_Work to do_. Only the lines from the one containing "Extract all the data from this chart as JSON." to the end of the records belong in the output; print them exactly.

Data entries for graphics:
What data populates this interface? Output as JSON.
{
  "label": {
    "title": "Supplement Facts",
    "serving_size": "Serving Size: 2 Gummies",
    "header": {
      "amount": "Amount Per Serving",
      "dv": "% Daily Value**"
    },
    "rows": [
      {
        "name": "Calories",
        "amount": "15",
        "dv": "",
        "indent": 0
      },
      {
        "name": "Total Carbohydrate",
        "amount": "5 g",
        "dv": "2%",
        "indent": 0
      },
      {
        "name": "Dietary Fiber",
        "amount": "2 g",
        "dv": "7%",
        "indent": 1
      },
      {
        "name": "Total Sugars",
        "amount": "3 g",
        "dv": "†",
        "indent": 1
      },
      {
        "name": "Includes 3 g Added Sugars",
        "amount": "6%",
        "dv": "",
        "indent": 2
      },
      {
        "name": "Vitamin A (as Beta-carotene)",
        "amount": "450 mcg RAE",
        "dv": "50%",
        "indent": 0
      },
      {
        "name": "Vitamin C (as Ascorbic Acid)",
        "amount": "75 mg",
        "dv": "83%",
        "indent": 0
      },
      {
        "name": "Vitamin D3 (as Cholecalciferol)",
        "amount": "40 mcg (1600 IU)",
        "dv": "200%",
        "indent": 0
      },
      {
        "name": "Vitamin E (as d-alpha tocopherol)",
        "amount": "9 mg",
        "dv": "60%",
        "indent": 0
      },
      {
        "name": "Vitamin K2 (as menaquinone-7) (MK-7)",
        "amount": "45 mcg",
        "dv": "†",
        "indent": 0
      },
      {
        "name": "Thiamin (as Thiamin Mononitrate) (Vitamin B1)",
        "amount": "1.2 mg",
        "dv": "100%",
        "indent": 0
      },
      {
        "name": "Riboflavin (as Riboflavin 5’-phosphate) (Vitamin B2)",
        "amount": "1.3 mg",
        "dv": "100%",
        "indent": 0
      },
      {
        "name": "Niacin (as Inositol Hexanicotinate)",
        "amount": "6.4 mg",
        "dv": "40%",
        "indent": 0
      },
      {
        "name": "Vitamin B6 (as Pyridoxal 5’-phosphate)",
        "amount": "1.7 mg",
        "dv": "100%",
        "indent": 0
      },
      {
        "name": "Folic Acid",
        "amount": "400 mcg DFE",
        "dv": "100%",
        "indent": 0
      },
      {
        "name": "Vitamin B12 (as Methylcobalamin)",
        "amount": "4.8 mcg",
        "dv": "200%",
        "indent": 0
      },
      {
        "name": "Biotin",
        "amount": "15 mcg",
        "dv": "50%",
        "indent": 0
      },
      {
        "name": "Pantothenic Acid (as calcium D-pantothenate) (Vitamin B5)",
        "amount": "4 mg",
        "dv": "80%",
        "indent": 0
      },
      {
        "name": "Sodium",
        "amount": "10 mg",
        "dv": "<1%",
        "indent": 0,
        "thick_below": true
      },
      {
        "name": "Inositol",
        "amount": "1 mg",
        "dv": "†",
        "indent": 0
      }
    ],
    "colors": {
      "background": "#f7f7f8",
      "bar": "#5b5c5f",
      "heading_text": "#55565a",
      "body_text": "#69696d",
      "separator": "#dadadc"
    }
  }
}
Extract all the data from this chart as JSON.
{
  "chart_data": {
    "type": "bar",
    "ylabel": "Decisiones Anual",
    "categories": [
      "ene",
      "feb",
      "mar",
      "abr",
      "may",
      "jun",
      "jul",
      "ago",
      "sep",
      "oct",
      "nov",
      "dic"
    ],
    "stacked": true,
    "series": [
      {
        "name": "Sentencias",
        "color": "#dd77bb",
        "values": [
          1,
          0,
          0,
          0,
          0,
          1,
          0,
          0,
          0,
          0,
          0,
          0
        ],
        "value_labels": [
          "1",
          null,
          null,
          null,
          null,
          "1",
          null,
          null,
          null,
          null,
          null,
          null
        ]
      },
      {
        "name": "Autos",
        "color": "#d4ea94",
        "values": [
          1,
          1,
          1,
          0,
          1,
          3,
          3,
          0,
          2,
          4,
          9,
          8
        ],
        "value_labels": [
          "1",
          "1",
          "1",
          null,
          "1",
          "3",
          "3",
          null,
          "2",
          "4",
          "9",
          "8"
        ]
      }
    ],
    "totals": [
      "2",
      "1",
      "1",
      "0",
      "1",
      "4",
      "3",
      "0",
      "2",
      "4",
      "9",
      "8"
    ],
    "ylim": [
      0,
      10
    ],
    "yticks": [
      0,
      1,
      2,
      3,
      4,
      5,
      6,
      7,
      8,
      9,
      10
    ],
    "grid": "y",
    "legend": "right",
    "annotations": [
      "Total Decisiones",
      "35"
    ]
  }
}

_Written solution_.
Extract all the data from this chart as JSON.
{
  "chart_data": {
    "type": "bar",
    "ylabel": "Decisiones Anual",
    "categories": [
      "ene",
      "feb",
      "mar",
      "abr",
      "may",
      "jun",
      "jul",
      "ago",
      "sep",
      "oct",
      "nov",
      "dic"
    ],
    "stacked": true,
    "series": [
      {
        "name": "Sentencias",
        "color": "#dd77bb",
        "values": [
          1,
          0,
          0,
          0,
          0,
          1,
          0,
          0,
          0,
          0,
          0,
          0
        ],
        "value_labels": [
          "1",
          null,
          null,
          null,
          null,
          "1",
          null,
          null,
          null,
          null,
          null,
          null
        ]
      },
      {
        "name": "Autos",
        "color": "#d4ea94",
        "values": [
          1,
          1,
          1,
          0,
          1,
          3,
          3,
          0,
          2,
          4,
          9,
          8
        ],
        "value_labels": [
          "1",
          "1",
          "1",
          null,
          "1",
          "3",
          "3",
          null,
          "2",
          "4",
          "9",
          "8"
        ]
      }
    ],
    "totals": [
      "2",
      "1",
      "1",
      "0",
      "1",
      "4",
      "3",
      "0",
      "2",
      "4",
      "9",
      "8"
    ],
    "ylim": [
      0,
      10
    ],
    "yticks": [
      0,
      1,
      2,
      3,
      4,
      5,
      6,
      7,
      8,
      9,
      10
    ],
    "grid": "y",
    "legend": "right",
    "annotations": [
      "Total Decisiones",
      "35"
    ]
  }
}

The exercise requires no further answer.